Pick out all lines in the listing holding the string "chengcheng" and copy them.

*Stored data:*

┌──

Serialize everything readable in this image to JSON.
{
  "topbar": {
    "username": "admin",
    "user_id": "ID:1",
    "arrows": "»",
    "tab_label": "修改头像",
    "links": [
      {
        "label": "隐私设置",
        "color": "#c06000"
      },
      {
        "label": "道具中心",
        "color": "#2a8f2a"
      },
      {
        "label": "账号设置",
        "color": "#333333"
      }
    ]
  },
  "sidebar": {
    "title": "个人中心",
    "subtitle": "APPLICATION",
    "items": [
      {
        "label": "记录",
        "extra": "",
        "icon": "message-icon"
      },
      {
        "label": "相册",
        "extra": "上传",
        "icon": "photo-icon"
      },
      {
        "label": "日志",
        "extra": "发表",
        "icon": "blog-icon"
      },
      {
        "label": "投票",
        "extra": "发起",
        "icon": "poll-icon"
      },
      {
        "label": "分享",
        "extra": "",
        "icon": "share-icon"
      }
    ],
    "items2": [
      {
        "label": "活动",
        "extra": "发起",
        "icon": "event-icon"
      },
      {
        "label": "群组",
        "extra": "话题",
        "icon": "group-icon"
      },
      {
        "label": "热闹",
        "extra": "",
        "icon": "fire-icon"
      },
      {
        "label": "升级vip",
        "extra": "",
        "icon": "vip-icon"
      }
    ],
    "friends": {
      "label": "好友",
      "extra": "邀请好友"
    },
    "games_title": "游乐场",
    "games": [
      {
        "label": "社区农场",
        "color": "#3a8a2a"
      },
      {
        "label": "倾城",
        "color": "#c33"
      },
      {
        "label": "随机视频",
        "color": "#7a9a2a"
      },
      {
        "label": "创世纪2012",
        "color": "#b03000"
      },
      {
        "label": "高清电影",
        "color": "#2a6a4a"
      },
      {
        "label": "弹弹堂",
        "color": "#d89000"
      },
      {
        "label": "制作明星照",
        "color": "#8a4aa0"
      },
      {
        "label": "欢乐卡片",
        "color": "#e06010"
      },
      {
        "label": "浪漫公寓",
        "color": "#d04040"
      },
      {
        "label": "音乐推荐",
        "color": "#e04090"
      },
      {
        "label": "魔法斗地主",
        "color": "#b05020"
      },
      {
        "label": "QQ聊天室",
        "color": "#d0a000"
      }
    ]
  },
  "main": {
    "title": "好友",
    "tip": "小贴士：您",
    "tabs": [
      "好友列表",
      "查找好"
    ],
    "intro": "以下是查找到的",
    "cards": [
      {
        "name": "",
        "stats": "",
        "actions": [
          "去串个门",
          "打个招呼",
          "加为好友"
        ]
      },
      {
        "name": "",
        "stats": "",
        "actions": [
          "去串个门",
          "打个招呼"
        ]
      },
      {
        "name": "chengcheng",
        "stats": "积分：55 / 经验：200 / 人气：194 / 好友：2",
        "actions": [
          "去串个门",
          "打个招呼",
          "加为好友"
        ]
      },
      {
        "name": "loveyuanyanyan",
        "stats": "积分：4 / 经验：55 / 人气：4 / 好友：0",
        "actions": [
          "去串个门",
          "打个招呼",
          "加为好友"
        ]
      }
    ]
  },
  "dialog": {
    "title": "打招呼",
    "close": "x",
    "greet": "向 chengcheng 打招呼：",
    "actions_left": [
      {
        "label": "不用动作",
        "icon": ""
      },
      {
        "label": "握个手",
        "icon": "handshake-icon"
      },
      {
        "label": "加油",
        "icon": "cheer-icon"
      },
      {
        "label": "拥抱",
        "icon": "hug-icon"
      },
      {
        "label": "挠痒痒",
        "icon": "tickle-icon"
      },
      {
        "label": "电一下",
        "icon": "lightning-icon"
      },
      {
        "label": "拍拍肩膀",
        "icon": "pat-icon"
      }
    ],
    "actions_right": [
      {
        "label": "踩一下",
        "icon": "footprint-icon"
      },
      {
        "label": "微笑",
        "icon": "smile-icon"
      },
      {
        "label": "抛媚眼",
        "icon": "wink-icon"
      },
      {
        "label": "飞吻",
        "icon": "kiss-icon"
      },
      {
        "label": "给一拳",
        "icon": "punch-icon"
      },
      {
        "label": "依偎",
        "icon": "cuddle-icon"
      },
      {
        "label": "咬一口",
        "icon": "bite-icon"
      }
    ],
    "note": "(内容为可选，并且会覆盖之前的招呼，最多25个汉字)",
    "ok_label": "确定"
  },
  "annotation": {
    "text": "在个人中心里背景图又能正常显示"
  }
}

└──

*Written response:*
        "name": "chengcheng",
    "greet": "向 chengcheng 打招呼：",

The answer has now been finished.